Do you think you could maybe add a or some layer of fiber glass or carbon with epoxy as skin on enclosure ?
Good idea, I will see if I have the room next time I open it, maybe just on the 3D printed part joints will be enought
I would do what @riako says, print some kind of (plugs)* for the bolt holes, wrap them in plastic so that the epoxy does not bond to them. That plus a simple clothe-vacuum bag should give you decent draping. Glassfiber is usually quite cheap too.
*(after curing dremel/cut the plugs off, easy if you use just 1/2 layers of fabric)
Thanks for the tips, will see what can be done, I think I can get some scraps of carbon fiber for free with some friends
Not super relevant but still related to 3D printed enclosures. I am thinking of making the top of the enclosure like this to improve flex. What do you all think?
It could work, but I don’t think its necessary on most decks, only if it’s super flexy
you could do that only in some parts
The person that made standard that the bell should be fixed to the axle using flat spots deserves to suffer the eternal torment of Skatan in the deepest depths of hell
Was in the middle of the woods with no tools or phone, a storm on the way and one motor starts to spin on the axle, the damn screws got loose again, this time its was the thread that was destroyed, worse is that the shaft started to go out and miss-align the belt and touch the pulley cover
Luckily i was able to pull the bell off and push the way home, I don’t know what would happen to the VESC in I applied throttle without the magnets on the motors
The 6355’s are on the way from torqueboards, if I run again in that kind of issue I will take everything apart and modify it to have a key between the shaft and the bell
For the 5055, I have some future plans for them and may do the key thing on at least do what I did in a old 6355, enlarge the holes to fit m4 screws
that and green axle loctite, even if its messy
Green already in place, but I doubt it will hold with the semi stripped threads
I widened my grub screw holes to M4, but make sute to do it clean, mine are not holding really well
Will try, there is not much margin of error since the can walk is really thin
If it holds for a ride today I’m happy, the new motors should be here this week
Yes, this (m4), plus loctite should be good, plus try to change the screw to pass from (I don’t remember but) 1.5 or 2mm tool with a grub screw, to 3mm tool with a head screw, you could apply a lot more force.

···

**Task set**:
a: Repeat the part of the forum thread from "Good idea, I" to "quite cheap too.", word for word.
b: Answer these questions about the forum thread:
(i) Which company are the 6355 motors being shipped from?
(ii) What might the poster get for free from friends?
(iii) What color of axle loctite is recommended?
c: Resume the forum thread after its final post.
The records play no part in what follows.

···

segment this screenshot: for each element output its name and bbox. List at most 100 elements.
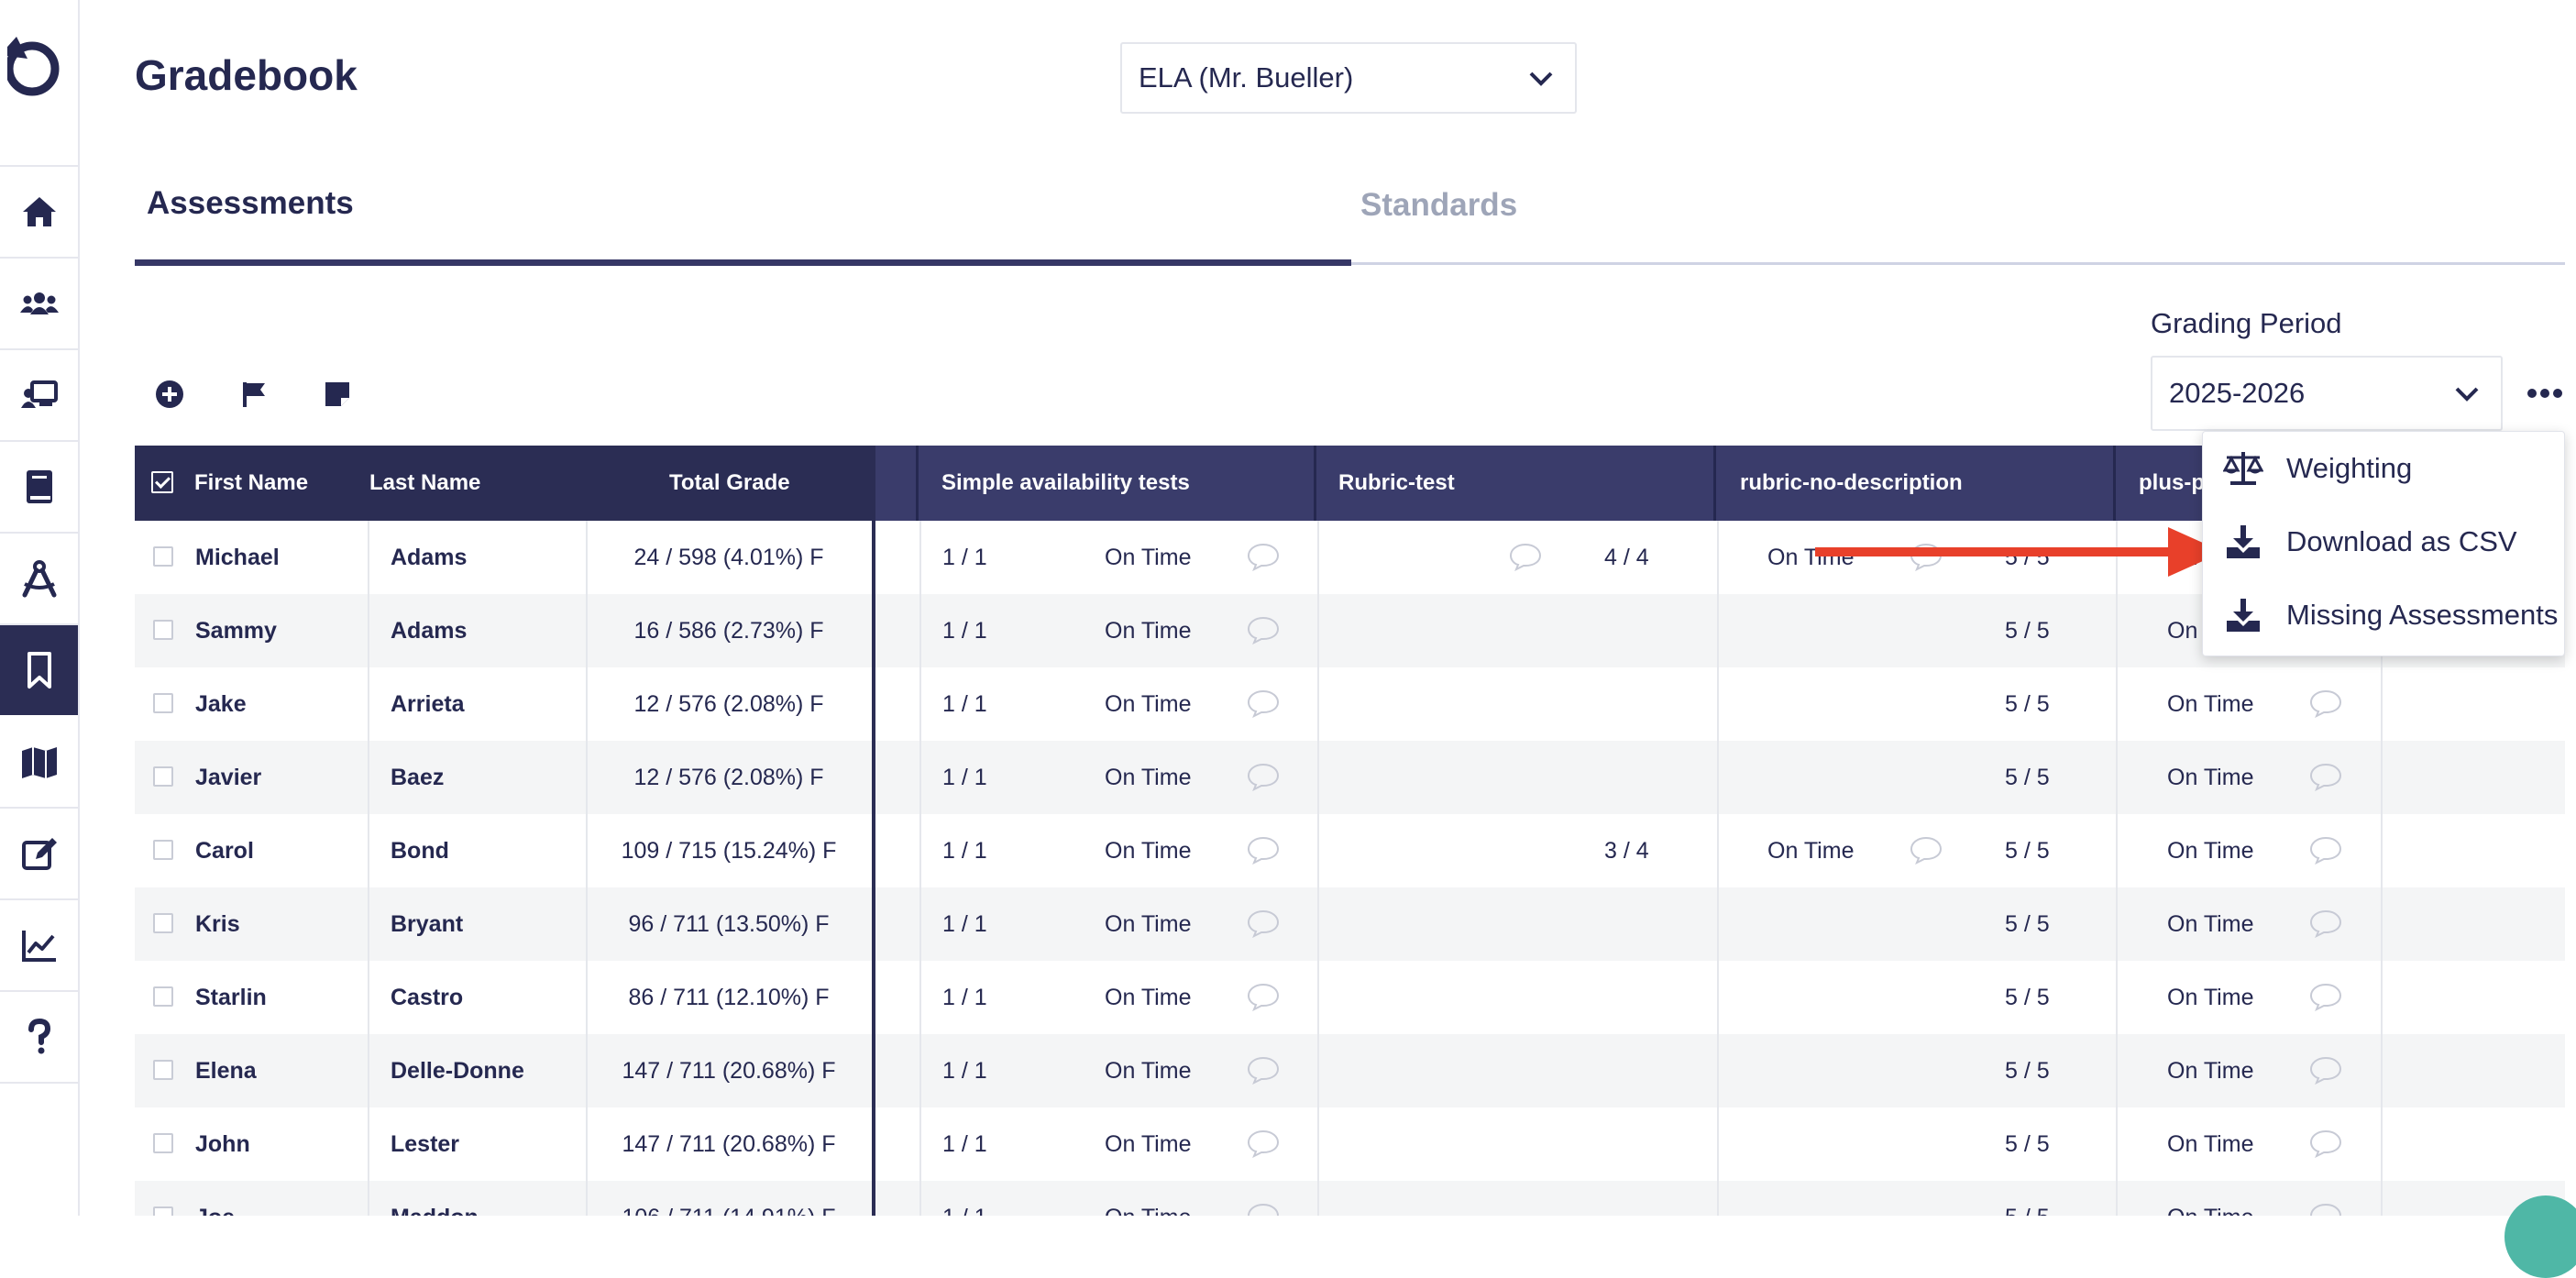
score-cell[interactable]: 1 / 1 bbox=[942, 618, 987, 644]
comment-icon[interactable] bbox=[2308, 1129, 2343, 1159]
comment-icon[interactable] bbox=[1246, 909, 1281, 939]
score-cell[interactable]: 1 / 1 bbox=[942, 1131, 987, 1157]
comment-icon[interactable] bbox=[1246, 1202, 1281, 1216]
total-grade-cell[interactable]: 96 / 711 (13.50%) F bbox=[628, 911, 830, 937]
header-assessment[interactable]: Rubric-test bbox=[1338, 470, 1455, 495]
comment-icon[interactable] bbox=[2308, 982, 2343, 1012]
comment-icon[interactable] bbox=[1909, 835, 1943, 865]
sidebar-item-classroom[interactable] bbox=[0, 350, 78, 440]
flag-button[interactable] bbox=[236, 376, 272, 413]
sidebar-item-tools[interactable] bbox=[0, 534, 78, 623]
table-row[interactable]: Jake Arrieta 12 / 576 (2.08%) F 1 / 1 On Tim… bbox=[135, 667, 2565, 741]
header-first-name[interactable]: First Name bbox=[194, 470, 309, 495]
table-row[interactable]: Sammy Adams 16 / 586 (2.73%) F 1 / 1 On Time… bbox=[135, 594, 2565, 667]
row-checkbox[interactable] bbox=[153, 840, 173, 860]
table-row[interactable]: Starlin Castro 86 / 711 (12.10%) F 1 / 1 On … bbox=[135, 961, 2565, 1034]
menu-item-weighting[interactable]: Weighting bbox=[2203, 432, 2564, 505]
menu-item-missing-assessments[interactable]: Missing Assessments bbox=[2203, 578, 2564, 652]
score-cell[interactable]: 1 / 1 bbox=[942, 985, 987, 1010]
score-cell[interactable]: 5 / 5 bbox=[2005, 1181, 2050, 1216]
score-cell[interactable]: 5 / 5 bbox=[2005, 985, 2050, 1010]
total-grade-cell[interactable]: 24 / 598 (4.01%) F bbox=[633, 545, 824, 570]
score-cell[interactable]: 1 / 1 bbox=[942, 838, 987, 864]
sidebar-item-users[interactable] bbox=[0, 259, 78, 348]
table-row[interactable]: Joe Maddon 106 / 711 (14.91%) F 1 / 1 On Tim… bbox=[135, 1181, 2565, 1216]
grading-period-select[interactable]: 2025-2026 bbox=[2151, 356, 2503, 431]
row-checkbox[interactable] bbox=[153, 1133, 173, 1153]
score-cell[interactable]: 3 / 4 bbox=[1604, 838, 1649, 864]
row-checkbox[interactable] bbox=[153, 546, 173, 567]
comment-icon[interactable] bbox=[1246, 542, 1281, 572]
score-cell[interactable]: 4 / 4 bbox=[1604, 545, 1649, 570]
total-grade-cell[interactable]: 109 / 715 (15.24%) F bbox=[621, 838, 837, 864]
total-grade-cell[interactable]: 147 / 711 (20.68%) F bbox=[622, 1131, 836, 1157]
sidebar-item-library[interactable] bbox=[0, 442, 78, 532]
add-assessment-button[interactable] bbox=[151, 376, 188, 413]
total-grade-cell[interactable]: 16 / 586 (2.73%) F bbox=[633, 618, 824, 644]
more-options-icon[interactable] bbox=[2526, 381, 2563, 405]
score-cell[interactable]: 1 / 1 bbox=[942, 1181, 987, 1216]
comment-icon[interactable] bbox=[1508, 542, 1543, 572]
header-assessment[interactable]: rubric-no-description bbox=[1740, 470, 1963, 495]
score-cell[interactable]: 5 / 5 bbox=[2005, 618, 2050, 644]
sidebar-item-gradebook[interactable] bbox=[0, 625, 78, 715]
sidebar-item-map[interactable] bbox=[0, 717, 78, 807]
score-cell[interactable]: 5 / 5 bbox=[2005, 1058, 2050, 1084]
row-checkbox[interactable] bbox=[153, 693, 173, 713]
score-cell[interactable]: 1 / 1 bbox=[942, 1058, 987, 1084]
total-grade-cell[interactable]: 12 / 576 (2.08%) F bbox=[633, 691, 824, 717]
row-checkbox[interactable] bbox=[153, 620, 173, 640]
comment-icon[interactable] bbox=[2308, 1202, 2343, 1216]
comment-icon[interactable] bbox=[2308, 909, 2343, 939]
comment-icon[interactable] bbox=[1246, 762, 1281, 792]
comment-icon[interactable] bbox=[1246, 1129, 1281, 1159]
header-assessment[interactable]: Simple availability tests bbox=[941, 470, 1190, 495]
row-checkbox[interactable] bbox=[153, 986, 173, 1007]
comment-icon[interactable] bbox=[1246, 689, 1281, 719]
comment-icon[interactable] bbox=[1246, 835, 1281, 865]
sidebar-item-help[interactable] bbox=[0, 992, 78, 1082]
score-cell[interactable]: 5 / 5 bbox=[2005, 691, 2050, 717]
comment-icon[interactable] bbox=[1246, 1055, 1281, 1085]
score-cell[interactable]: 1 / 1 bbox=[942, 691, 987, 717]
app-logo-icon[interactable] bbox=[0, 28, 64, 101]
score-cell[interactable]: 1 / 1 bbox=[942, 765, 987, 790]
comment-icon[interactable] bbox=[1246, 982, 1281, 1012]
table-row[interactable]: Javier Baez 12 / 576 (2.08%) F 1 / 1 On Time… bbox=[135, 741, 2565, 814]
row-checkbox[interactable] bbox=[153, 766, 173, 787]
table-row[interactable]: Michael Adams 24 / 598 (4.01%) F 1 / 1 On Ti… bbox=[135, 521, 2565, 594]
row-checkbox[interactable] bbox=[153, 913, 173, 933]
sidebar-item-home[interactable] bbox=[0, 167, 78, 257]
score-cell[interactable]: 1 / 1 bbox=[942, 911, 987, 937]
tab-assessments[interactable]: Assessments bbox=[147, 185, 354, 221]
score-cell[interactable]: 5 / 5 bbox=[2005, 765, 2050, 790]
total-grade-cell[interactable]: 106 / 711 (14.91%) F bbox=[586, 1181, 872, 1216]
menu-item-download-csv[interactable]: Download as CSV bbox=[2203, 505, 2564, 578]
sidebar-item-assignments[interactable] bbox=[0, 809, 78, 898]
header-total-grade[interactable]: Total Grade bbox=[669, 470, 790, 495]
score-cell[interactable]: 5 / 5 bbox=[2005, 1131, 2050, 1157]
table-row[interactable]: Kris Bryant 96 / 711 (13.50%) F 1 / 1 On Tim… bbox=[135, 887, 2565, 961]
comment-icon[interactable] bbox=[2308, 1055, 2343, 1085]
total-grade-cell[interactable]: 147 / 711 (20.68%) F bbox=[622, 1058, 836, 1084]
comment-icon[interactable] bbox=[1246, 615, 1281, 645]
notes-button[interactable] bbox=[319, 376, 356, 413]
total-grade-cell[interactable]: 12 / 576 (2.08%) F bbox=[633, 765, 824, 790]
comment-icon[interactable] bbox=[2308, 762, 2343, 792]
table-row[interactable]: Carol Bond 109 / 715 (15.24%) F 1 / 1 On Tim… bbox=[135, 814, 2565, 887]
row-checkbox[interactable] bbox=[153, 1206, 173, 1216]
comment-icon[interactable] bbox=[2308, 835, 2343, 865]
score-cell[interactable]: 1 / 1 bbox=[942, 545, 987, 570]
header-last-name[interactable]: Last Name bbox=[369, 470, 481, 495]
comment-icon[interactable] bbox=[2308, 689, 2343, 719]
row-checkbox[interactable] bbox=[153, 1060, 173, 1080]
class-select[interactable]: ELA (Mr. Bueller) bbox=[1120, 42, 1577, 114]
score-cell[interactable]: 5 / 5 bbox=[2005, 838, 2050, 864]
table-row[interactable]: Elena Delle-Donne 147 / 711 (20.68%) F 1 / … bbox=[135, 1034, 2565, 1107]
sidebar-item-reports[interactable] bbox=[0, 900, 78, 990]
total-grade-cell[interactable]: 86 / 711 (12.10%) F bbox=[628, 985, 830, 1010]
table-row[interactable]: John Lester 147 / 711 (20.68%) F 1 / 1 On Ti… bbox=[135, 1107, 2565, 1181]
chat-launcher-button[interactable] bbox=[2504, 1195, 2576, 1278]
select-all-checkbox[interactable] bbox=[151, 471, 173, 493]
score-cell[interactable]: 5 / 5 bbox=[2005, 911, 2050, 937]
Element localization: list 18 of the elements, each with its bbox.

···

**Answers for the tasks**:
a:
Good idea, I will see if I have the room next time I open it, maybe just on the 3D printed part joints will be enought
I would do what @riako says, print some kind of (plugs)* for the bolt holes, wrap them in plastic so that the epoxy does not bond to them. That plus a simple clothe-vacuum bag should give you decent draping. Glassfiber is usually quite cheap too.

b:
(i) Torqueboards
(ii) Some scraps of carbon fiber
(iii) Green

c:
the key way for the bell sound super strong !
Will look into it, thanks, it should help since the bell aluminum is soft
Took it for a quick spin before the rain and it held up so far
Finally did the range test, 35.5 km
My last board with the same config except wheel and deck did 44.4 km, but keep in mind the battery was new, this one 9 Wh/km, the old 7,41 Wh/km
Both limited to 25 km/h, today was little windy so that could have influenced a bit
I want do do a lot of tests to see what happens, mainly compare the 5055 motors with the new 6355, we see a lot of discussion here but I don’t remember anyone doing it scientifically’ish, same route, limited to same top speed, full throttle as much as possible and same current settings
Also I will probably put the kegels on this build for a run
And all tests will be done at two limited speeds of 25 km/h and 35 km/h to see how a higher power influence
I have a feeling that in my case the 6355 may be more efficient due to more cooper, I will do the math latter, but keeping 2 400g motors at an average of 70°C for a 95 minutes is not an insignificant amount of energy, if the new ones manage to run way closer to ambiente temperature it may improve things
This board:
Old board:
What’s your battery config? According to the data above you are getting about 10wh/km?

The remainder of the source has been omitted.